* Short exercise:
For the data below, report the number of lines that contain the string "Carbon" and nothing else.

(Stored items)
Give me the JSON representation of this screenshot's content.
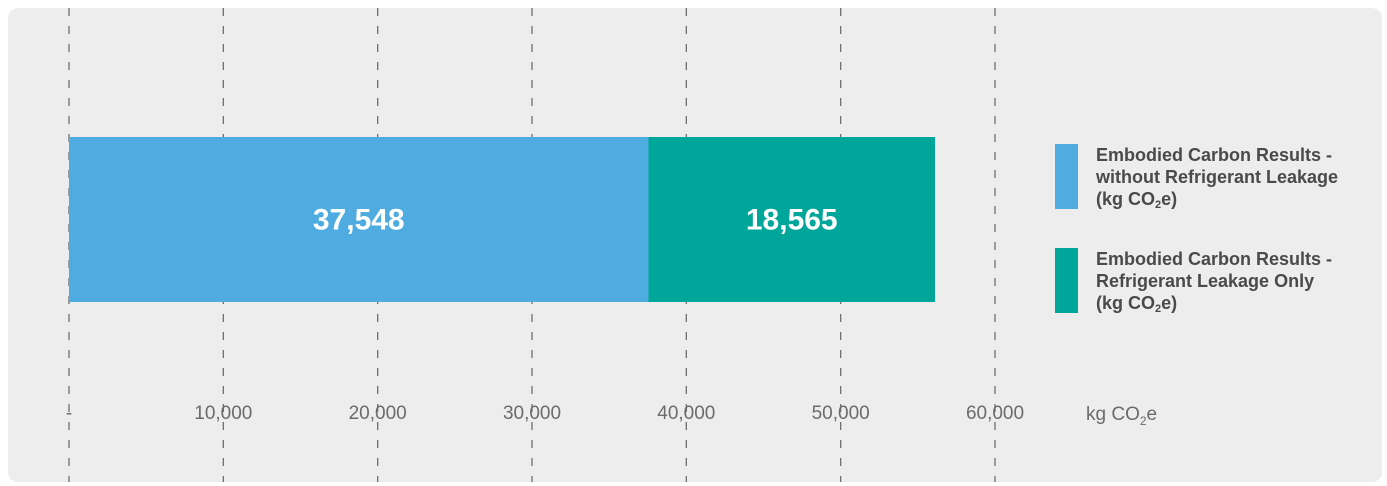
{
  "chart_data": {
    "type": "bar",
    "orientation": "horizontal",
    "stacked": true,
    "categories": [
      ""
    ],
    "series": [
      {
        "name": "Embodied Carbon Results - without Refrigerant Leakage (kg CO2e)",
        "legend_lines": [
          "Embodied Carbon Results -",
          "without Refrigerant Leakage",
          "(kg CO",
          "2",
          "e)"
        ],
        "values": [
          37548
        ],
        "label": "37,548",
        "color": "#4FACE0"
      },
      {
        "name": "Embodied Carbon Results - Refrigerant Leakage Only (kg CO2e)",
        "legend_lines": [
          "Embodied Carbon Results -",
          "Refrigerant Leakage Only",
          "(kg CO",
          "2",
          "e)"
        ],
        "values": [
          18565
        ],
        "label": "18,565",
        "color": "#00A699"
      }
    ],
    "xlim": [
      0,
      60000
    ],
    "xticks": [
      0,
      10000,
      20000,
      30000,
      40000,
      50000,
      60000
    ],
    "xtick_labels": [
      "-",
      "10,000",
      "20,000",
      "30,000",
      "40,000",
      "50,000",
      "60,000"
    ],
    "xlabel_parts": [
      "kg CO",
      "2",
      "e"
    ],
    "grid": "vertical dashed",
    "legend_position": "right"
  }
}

...

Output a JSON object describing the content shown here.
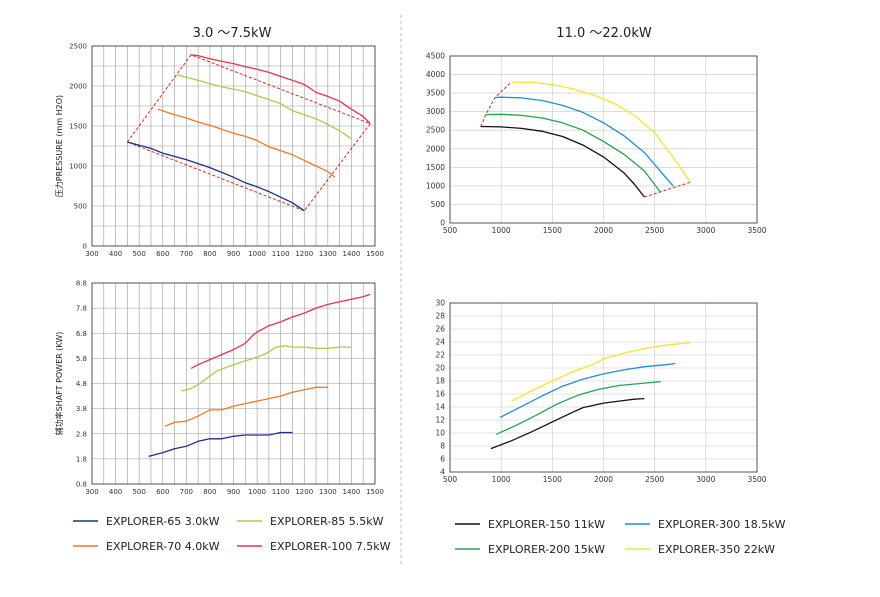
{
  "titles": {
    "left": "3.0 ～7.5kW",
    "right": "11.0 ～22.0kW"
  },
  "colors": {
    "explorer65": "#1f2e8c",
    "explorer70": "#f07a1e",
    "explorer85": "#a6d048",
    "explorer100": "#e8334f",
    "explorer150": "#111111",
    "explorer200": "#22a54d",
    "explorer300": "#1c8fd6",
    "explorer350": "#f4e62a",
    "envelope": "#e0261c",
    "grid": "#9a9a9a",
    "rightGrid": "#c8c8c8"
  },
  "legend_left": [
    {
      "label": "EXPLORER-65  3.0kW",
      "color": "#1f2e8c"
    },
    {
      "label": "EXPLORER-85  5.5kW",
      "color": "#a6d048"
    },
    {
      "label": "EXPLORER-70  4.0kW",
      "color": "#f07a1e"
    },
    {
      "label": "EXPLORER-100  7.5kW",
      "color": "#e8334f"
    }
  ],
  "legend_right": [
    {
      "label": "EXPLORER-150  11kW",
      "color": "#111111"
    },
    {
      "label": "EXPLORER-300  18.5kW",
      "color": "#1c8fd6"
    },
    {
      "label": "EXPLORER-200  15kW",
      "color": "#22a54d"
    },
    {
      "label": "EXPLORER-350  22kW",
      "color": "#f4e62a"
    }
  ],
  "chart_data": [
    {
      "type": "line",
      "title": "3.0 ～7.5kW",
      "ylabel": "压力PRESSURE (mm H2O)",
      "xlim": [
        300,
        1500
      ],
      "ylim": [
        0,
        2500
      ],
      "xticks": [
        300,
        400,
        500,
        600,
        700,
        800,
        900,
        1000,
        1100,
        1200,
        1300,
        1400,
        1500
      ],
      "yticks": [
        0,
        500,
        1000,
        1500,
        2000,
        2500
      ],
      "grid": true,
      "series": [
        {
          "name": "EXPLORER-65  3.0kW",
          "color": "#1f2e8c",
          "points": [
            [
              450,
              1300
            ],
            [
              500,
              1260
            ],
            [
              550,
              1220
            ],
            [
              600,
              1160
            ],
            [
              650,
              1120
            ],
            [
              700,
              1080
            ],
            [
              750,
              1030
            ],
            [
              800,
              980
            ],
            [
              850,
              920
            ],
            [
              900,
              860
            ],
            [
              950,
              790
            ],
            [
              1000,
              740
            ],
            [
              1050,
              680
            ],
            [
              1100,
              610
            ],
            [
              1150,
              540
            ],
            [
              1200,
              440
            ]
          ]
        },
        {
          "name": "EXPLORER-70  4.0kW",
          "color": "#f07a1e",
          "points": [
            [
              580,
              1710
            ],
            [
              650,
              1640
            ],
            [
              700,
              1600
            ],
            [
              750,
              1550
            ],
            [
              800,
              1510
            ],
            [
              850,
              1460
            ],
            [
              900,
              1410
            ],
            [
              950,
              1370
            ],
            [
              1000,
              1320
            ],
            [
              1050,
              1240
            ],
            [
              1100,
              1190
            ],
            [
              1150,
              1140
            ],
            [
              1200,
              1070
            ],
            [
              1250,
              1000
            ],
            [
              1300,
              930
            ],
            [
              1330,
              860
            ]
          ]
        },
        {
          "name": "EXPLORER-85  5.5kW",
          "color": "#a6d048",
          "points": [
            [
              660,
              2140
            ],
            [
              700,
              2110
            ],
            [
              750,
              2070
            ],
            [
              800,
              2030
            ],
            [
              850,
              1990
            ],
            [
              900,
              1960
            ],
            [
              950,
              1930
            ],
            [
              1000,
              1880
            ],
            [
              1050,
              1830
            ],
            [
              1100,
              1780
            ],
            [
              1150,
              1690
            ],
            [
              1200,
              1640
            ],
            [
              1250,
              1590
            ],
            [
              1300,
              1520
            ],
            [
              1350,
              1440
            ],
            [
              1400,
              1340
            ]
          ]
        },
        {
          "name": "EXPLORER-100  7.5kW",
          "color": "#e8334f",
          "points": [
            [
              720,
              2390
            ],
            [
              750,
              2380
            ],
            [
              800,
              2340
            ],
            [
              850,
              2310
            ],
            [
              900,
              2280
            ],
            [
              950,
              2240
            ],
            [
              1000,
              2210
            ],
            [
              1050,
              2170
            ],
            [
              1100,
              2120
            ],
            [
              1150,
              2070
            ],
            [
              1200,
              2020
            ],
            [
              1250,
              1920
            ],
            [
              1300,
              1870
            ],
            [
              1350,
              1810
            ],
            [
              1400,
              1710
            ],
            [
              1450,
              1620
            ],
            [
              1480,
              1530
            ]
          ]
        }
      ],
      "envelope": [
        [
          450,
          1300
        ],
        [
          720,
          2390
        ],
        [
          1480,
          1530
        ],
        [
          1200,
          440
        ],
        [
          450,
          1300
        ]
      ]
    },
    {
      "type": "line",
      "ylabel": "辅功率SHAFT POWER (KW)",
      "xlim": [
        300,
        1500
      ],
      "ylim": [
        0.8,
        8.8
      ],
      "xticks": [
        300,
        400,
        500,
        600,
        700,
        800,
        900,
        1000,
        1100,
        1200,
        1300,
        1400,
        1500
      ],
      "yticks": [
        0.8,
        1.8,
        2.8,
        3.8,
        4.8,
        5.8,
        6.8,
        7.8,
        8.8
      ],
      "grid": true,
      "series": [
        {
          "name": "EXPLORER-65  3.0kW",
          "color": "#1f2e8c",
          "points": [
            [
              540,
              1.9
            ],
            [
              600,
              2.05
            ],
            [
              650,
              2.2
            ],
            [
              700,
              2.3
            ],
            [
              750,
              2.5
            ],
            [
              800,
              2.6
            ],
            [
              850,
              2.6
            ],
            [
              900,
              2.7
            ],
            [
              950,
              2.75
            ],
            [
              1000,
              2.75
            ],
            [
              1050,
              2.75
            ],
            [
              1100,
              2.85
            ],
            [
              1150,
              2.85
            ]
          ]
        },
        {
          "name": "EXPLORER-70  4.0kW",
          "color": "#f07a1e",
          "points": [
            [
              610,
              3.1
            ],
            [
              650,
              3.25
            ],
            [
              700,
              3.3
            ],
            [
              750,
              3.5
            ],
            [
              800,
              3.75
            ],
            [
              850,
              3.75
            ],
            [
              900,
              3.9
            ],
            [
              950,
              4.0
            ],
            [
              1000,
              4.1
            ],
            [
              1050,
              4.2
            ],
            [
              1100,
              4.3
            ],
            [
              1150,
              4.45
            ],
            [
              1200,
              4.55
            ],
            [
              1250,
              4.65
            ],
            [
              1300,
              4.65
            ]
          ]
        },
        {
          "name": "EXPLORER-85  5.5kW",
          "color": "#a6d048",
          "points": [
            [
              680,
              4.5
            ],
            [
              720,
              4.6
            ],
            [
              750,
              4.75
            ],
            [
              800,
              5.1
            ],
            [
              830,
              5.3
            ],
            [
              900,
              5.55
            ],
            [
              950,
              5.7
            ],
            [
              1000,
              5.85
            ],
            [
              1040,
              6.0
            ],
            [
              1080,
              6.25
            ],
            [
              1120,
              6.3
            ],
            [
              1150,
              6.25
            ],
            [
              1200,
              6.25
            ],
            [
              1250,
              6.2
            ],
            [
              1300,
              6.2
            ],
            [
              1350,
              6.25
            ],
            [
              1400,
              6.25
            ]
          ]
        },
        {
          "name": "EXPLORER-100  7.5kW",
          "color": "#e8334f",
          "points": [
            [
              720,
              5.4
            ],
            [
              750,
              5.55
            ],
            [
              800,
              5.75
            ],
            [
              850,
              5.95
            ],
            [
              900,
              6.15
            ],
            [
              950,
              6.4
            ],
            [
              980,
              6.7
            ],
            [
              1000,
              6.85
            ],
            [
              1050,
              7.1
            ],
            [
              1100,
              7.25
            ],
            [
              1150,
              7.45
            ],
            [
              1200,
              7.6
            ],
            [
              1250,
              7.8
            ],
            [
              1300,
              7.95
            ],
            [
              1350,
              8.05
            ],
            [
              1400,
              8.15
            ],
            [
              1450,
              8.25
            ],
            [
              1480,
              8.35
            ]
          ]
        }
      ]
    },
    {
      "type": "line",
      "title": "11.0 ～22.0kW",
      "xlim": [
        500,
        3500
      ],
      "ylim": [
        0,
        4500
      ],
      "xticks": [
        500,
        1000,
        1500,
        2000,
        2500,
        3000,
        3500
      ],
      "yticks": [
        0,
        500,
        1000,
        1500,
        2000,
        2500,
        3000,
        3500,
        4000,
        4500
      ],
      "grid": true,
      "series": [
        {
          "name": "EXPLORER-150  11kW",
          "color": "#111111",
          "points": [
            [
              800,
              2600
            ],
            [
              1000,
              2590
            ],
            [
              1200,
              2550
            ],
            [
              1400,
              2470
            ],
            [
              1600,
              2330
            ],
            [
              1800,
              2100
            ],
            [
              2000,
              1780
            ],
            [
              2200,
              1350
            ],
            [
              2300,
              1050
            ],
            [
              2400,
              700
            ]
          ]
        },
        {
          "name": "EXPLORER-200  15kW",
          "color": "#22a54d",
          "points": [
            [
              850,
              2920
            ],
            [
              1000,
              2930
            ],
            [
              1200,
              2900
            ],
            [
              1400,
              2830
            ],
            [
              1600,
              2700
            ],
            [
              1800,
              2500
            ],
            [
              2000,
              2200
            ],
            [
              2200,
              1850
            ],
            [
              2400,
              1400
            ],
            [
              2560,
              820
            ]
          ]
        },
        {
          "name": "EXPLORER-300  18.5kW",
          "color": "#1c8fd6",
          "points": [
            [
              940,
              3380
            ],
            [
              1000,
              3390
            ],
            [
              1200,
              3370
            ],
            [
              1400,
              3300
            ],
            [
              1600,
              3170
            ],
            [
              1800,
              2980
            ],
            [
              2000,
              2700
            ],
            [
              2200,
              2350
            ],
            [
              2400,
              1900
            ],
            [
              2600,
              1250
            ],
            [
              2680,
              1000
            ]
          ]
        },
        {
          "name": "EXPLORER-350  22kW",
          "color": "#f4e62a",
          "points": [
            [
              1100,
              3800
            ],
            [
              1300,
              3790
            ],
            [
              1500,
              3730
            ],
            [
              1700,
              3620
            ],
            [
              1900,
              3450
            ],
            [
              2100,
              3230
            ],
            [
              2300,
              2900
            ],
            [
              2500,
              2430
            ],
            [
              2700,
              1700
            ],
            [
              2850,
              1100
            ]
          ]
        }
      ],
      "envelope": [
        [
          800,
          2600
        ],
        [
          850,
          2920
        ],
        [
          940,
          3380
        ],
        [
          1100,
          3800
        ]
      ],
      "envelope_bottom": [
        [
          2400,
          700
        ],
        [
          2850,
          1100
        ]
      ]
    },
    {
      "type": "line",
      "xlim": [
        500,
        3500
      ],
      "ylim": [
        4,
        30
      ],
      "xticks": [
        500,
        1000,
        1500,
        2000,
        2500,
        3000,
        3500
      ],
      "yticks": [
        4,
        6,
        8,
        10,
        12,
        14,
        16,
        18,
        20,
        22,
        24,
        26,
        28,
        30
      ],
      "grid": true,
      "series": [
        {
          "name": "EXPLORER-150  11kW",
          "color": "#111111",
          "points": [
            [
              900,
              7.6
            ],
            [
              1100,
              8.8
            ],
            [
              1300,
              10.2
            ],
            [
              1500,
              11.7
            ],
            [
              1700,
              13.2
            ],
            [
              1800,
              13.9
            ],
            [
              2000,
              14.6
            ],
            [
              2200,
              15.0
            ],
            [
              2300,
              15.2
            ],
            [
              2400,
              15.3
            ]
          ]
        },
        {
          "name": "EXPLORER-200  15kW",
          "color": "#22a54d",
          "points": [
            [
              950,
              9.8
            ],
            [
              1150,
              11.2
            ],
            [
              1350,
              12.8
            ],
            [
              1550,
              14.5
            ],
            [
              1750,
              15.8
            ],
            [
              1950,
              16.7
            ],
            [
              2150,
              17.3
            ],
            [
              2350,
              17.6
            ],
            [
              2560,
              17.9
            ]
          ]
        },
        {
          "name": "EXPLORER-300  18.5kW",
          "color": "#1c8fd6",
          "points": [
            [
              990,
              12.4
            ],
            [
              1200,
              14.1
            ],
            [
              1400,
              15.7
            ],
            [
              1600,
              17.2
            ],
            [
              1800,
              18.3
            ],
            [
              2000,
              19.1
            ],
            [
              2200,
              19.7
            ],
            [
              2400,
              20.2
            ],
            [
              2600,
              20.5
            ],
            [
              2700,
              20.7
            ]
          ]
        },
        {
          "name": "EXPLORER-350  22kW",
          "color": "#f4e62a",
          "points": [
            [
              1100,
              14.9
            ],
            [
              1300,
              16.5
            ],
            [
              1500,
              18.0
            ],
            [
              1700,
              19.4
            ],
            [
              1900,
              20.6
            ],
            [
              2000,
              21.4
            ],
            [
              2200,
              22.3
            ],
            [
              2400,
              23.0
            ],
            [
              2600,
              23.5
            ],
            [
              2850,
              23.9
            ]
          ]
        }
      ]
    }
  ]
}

* * *

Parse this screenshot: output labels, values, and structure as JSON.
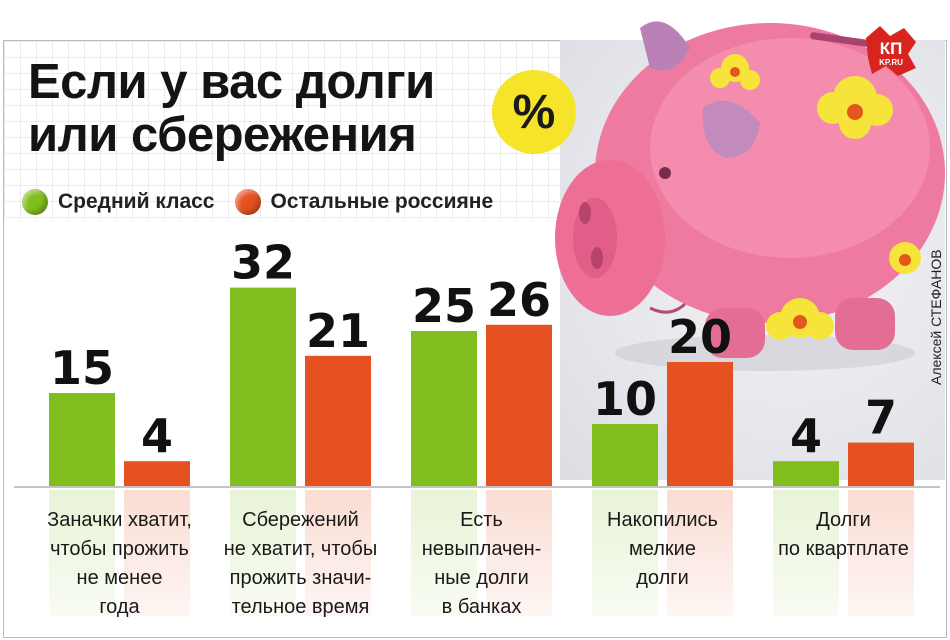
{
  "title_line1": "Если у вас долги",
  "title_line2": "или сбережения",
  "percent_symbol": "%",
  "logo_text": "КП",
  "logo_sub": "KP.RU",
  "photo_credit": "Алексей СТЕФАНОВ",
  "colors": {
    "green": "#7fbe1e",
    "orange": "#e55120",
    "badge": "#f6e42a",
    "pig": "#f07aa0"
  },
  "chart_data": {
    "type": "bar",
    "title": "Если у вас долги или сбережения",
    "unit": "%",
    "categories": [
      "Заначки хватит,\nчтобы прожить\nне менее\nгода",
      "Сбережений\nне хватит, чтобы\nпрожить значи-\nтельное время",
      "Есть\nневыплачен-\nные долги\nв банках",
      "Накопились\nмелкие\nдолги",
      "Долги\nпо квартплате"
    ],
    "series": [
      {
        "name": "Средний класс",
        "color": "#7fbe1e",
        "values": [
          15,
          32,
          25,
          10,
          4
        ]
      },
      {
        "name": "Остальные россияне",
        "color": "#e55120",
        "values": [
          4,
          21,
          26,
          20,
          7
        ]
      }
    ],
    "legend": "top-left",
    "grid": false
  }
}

* Finished answer:
4